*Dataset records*
---*---

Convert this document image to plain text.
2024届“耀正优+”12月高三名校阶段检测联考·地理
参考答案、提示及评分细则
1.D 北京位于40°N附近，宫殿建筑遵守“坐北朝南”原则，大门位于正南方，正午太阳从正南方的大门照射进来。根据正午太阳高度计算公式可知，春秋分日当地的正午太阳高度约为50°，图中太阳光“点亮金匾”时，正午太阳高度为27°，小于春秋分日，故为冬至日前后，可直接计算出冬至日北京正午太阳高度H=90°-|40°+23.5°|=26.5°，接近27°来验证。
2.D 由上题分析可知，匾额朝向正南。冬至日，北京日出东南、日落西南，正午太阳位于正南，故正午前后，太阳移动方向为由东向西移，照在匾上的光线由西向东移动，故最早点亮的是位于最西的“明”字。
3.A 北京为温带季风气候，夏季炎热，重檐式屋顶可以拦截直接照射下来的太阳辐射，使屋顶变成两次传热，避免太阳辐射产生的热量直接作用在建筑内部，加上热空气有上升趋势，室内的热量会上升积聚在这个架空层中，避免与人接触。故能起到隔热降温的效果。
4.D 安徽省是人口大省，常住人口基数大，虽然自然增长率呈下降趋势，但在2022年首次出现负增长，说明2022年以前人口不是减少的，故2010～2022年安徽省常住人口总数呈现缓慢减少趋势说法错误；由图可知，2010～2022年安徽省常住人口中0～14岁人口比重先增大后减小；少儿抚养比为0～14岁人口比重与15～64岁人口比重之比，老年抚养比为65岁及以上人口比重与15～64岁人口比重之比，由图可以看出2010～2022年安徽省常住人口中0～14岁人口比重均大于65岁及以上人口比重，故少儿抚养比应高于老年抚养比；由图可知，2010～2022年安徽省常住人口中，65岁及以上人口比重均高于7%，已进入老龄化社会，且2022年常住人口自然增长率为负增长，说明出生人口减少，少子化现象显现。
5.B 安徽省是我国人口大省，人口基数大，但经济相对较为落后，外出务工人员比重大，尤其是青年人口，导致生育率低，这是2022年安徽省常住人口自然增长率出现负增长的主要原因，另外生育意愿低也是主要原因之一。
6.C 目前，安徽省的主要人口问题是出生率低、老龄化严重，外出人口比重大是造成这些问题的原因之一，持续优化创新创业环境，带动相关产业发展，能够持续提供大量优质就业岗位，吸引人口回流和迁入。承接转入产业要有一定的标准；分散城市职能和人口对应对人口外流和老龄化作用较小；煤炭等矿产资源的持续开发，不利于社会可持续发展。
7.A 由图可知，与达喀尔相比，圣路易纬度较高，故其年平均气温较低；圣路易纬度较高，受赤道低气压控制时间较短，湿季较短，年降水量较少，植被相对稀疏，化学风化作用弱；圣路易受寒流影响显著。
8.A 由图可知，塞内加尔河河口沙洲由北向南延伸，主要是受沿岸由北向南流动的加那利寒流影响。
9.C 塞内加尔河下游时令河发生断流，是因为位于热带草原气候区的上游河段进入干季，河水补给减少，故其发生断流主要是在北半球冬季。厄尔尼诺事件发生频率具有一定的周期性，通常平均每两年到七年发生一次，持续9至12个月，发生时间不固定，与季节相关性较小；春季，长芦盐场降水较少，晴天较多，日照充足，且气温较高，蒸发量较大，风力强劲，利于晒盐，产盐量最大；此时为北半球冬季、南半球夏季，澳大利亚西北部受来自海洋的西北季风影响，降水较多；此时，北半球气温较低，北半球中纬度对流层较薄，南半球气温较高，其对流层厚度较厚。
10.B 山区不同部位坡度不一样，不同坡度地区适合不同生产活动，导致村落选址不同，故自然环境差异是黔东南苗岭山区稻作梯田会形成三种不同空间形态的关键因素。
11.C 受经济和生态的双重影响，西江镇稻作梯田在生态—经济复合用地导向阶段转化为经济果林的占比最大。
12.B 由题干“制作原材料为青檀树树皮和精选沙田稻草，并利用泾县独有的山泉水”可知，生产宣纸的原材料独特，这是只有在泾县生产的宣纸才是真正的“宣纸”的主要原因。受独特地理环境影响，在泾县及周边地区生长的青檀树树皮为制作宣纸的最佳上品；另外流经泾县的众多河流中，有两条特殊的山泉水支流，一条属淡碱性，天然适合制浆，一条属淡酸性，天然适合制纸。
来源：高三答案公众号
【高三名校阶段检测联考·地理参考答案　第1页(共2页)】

---*---

*Written request*
Transcribe all of the material exactly. Omit nothing.

*Final answer*
Convert this document image to plain text.
2024届“耀正优+”12月高三名校阶段检测联考·地理
参考答案、提示及评分细则
1.D 北京位于40°N附近，宫殿建筑遵守“坐北朝南”原则，大门位于正南方，正午太阳从正南方的大门照射进来。根据正午太阳高度计算公式可知，春秋分日当地的正午太阳高度约为50°，图中太阳光“点亮金匾”时，正午太阳高度为27°，小于春秋分日，故为冬至日前后，可直接计算出冬至日北京正午太阳高度H=90°-|40°+23.5°|=26.5°，接近27°来验证。
2.D 由上题分析可知，匾额朝向正南。冬至日，北京日出东南、日落西南，正午太阳位于正南，故正午前后，太阳移动方向为由东向西移，照在匾上的光线由西向东移动，故最早点亮的是位于最西的“明”字。
3.A 北京为温带季风气候，夏季炎热，重檐式屋顶可以拦截直接照射下来的太阳辐射，使屋顶变成两次传热，避免太阳辐射产生的热量直接作用在建筑内部，加上热空气有上升趋势，室内的热量会上升积聚在这个架空层中，避免与人接触。故能起到隔热降温的效果。
4.D 安徽省是人口大省，常住人口基数大，虽然自然增长率呈下降趋势，但在2022年首次出现负增长，说明2022年以前人口不是减少的，故2010～2022年安徽省常住人口总数呈现缓慢减少趋势说法错误；由图可知，2010～2022年安徽省常住人口中0～14岁人口比重先增大后减小；少儿抚养比为0～14岁人口比重与15～64岁人口比重之比，老年抚养比为65岁及以上人口比重与15～64岁人口比重之比，由图可以看出2010～2022年安徽省常住人口中0～14岁人口比重均大于65岁及以上人口比重，故少儿抚养比应高于老年抚养比；由图可知，2010～2022年安徽省常住人口中，65岁及以上人口比重均高于7%，已进入老龄化社会，且2022年常住人口自然增长率为负增长，说明出生人口减少，少子化现象显现。
5.B 安徽省是我国人口大省，人口基数大，但经济相对较为落后，外出务工人员比重大，尤其是青年人口，导致生育率低，这是2022年安徽省常住人口自然增长率出现负增长的主要原因，另外生育意愿低也是主要原因之一。
6.C 目前，安徽省的主要人口问题是出生率低、老龄化严重，外出人口比重大是造成这些问题的原因之一，持续优化创新创业环境，带动相关产业发展，能够持续提供大量优质就业岗位，吸引人口回流和迁入。承接转入产业要有一定的标准；分散城市职能和人口对应对人口外流和老龄化作用较小；煤炭等矿产资源的持续开发，不利于社会可持续发展。
7.A 由图可知，与达喀尔相比，圣路易纬度较高，故其年平均气温较低；圣路易纬度较高，受赤道低气压控制时间较短，湿季较短，年降水量较少，植被相对稀疏，化学风化作用弱；圣路易受寒流影响显著。
8.A 由图可知，塞内加尔河河口沙洲由北向南延伸，主要是受沿岸由北向南流动的加那利寒流影响。
9.C 塞内加尔河下游时令河发生断流，是因为位于热带草原气候区的上游河段进入干季，河水补给减少，故其发生断流主要是在北半球冬季。厄尔尼诺事件发生频率具有一定的周期性，通常平均每两年到七年发生一次，持续9至12个月，发生时间不固定，与季节相关性较小；春季，长芦盐场降水较少，晴天较多，日照充足，且气温较高，蒸发量较大，风力强劲，利于晒盐，产盐量最大；此时为北半球冬季、南半球夏季，澳大利亚西北部受来自海洋的西北季风影响，降水较多；此时，北半球气温较低，北半球中纬度对流层较薄，南半球气温较高，其对流层厚度较厚。
10.B 山区不同部位坡度不一样，不同坡度地区适合不同生产活动，导致村落选址不同，故自然环境差异是黔东南苗岭山区稻作梯田会形成三种不同空间形态的关键因素。
11.C 受经济和生态的双重影响，西江镇稻作梯田在生态—经济复合用地导向阶段转化为经济果林的占比最大。
12.B 由题干“制作原材料为青檀树树皮和精选沙田稻草，并利用泾县独有的山泉水”可知，生产宣纸的原材料独特，这是只有在泾县生产的宣纸才是真正的“宣纸”的主要原因。受独特地理环境影响，在泾县及周边地区生长的青檀树树皮为制作宣纸的最佳上品；另外流经泾县的众多河流中，有两条特殊的山泉水支流，一条属淡碱性，天然适合制浆，一条属淡酸性，天然适合制纸。
来源：高三答案公众号
【高三名校阶段检测联考·地理参考答案　第1页(共2页)】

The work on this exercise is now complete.